Instruction
Gather every line in the records below that contains the word "округе".

Stored entries:

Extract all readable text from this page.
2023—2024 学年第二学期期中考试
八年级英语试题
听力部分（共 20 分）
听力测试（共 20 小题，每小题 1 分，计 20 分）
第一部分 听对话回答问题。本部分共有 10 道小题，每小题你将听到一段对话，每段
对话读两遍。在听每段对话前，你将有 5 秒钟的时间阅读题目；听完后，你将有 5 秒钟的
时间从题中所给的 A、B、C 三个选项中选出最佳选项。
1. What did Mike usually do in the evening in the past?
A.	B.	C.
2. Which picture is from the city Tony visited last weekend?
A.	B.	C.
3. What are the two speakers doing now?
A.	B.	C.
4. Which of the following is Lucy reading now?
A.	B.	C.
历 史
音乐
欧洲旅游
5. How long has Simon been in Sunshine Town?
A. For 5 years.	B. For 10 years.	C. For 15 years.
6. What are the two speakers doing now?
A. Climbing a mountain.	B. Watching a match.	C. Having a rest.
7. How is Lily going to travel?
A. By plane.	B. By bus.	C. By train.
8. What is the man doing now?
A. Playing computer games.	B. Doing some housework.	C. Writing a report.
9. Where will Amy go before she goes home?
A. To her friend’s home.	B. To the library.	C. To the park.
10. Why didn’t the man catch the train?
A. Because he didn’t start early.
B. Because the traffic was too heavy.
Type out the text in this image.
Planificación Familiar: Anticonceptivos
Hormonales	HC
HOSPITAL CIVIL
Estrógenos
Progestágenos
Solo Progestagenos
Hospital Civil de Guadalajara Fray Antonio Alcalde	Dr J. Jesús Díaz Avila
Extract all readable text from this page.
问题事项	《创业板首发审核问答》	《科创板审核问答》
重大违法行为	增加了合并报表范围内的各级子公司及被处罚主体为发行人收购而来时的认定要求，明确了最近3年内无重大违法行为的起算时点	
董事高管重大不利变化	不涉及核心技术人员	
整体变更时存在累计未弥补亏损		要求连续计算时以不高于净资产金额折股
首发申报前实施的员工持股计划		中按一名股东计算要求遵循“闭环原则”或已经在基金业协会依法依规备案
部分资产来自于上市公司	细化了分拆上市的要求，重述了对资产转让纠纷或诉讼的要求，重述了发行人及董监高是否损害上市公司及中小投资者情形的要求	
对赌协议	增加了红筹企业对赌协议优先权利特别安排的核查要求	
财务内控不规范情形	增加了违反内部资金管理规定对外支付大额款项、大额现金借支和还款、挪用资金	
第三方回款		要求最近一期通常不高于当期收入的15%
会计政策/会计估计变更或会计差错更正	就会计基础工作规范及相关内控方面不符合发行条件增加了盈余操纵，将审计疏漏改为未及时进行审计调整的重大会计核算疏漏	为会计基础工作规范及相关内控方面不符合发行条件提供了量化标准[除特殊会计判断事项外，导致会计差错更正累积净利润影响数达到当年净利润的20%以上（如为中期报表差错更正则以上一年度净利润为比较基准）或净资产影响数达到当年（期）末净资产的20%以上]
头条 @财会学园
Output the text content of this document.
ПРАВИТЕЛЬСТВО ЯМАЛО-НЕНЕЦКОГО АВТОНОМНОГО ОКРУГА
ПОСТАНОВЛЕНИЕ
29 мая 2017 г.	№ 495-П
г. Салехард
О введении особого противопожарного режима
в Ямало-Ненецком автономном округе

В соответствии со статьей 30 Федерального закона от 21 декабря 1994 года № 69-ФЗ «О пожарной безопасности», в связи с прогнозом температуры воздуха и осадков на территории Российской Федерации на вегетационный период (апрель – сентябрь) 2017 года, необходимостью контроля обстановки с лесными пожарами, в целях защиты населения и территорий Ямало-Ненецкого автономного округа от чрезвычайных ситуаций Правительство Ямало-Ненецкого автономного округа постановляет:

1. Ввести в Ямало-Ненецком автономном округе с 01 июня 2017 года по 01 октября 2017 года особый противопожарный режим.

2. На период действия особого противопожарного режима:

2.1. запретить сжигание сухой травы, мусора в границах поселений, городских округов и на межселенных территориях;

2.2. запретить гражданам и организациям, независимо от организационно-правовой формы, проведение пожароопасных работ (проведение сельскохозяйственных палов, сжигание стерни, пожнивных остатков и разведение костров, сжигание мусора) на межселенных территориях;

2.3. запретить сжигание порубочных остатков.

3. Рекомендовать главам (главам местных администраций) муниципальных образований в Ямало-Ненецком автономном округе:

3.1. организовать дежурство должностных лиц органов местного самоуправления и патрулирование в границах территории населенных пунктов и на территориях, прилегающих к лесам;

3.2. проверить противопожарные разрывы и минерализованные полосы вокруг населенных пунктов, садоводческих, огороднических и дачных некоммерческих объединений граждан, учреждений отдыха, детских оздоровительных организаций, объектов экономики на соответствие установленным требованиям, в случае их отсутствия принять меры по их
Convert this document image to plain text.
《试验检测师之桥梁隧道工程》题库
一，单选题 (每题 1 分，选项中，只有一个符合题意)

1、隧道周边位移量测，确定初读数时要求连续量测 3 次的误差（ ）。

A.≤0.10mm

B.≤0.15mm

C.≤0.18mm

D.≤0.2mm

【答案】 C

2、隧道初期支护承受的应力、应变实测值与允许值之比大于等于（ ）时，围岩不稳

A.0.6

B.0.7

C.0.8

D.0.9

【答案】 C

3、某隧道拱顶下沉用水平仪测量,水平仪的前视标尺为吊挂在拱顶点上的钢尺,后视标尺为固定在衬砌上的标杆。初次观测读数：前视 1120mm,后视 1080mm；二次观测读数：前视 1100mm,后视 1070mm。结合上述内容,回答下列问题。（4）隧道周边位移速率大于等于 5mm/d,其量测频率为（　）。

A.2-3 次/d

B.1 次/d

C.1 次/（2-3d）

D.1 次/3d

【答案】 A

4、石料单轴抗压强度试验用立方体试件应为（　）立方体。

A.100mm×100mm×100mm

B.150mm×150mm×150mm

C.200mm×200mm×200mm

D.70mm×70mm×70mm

Worked solution
в Ямало-Ненецком автономном округе
1. Ввести в Ямало-Ненецком автономном округе с 01 июня 2017 года по 01 октября 2017 года особый противопожарный режим.
3. Рекомендовать главам (главам местных администраций) муниципальных образований в Ямало-Ненецком автономном округе:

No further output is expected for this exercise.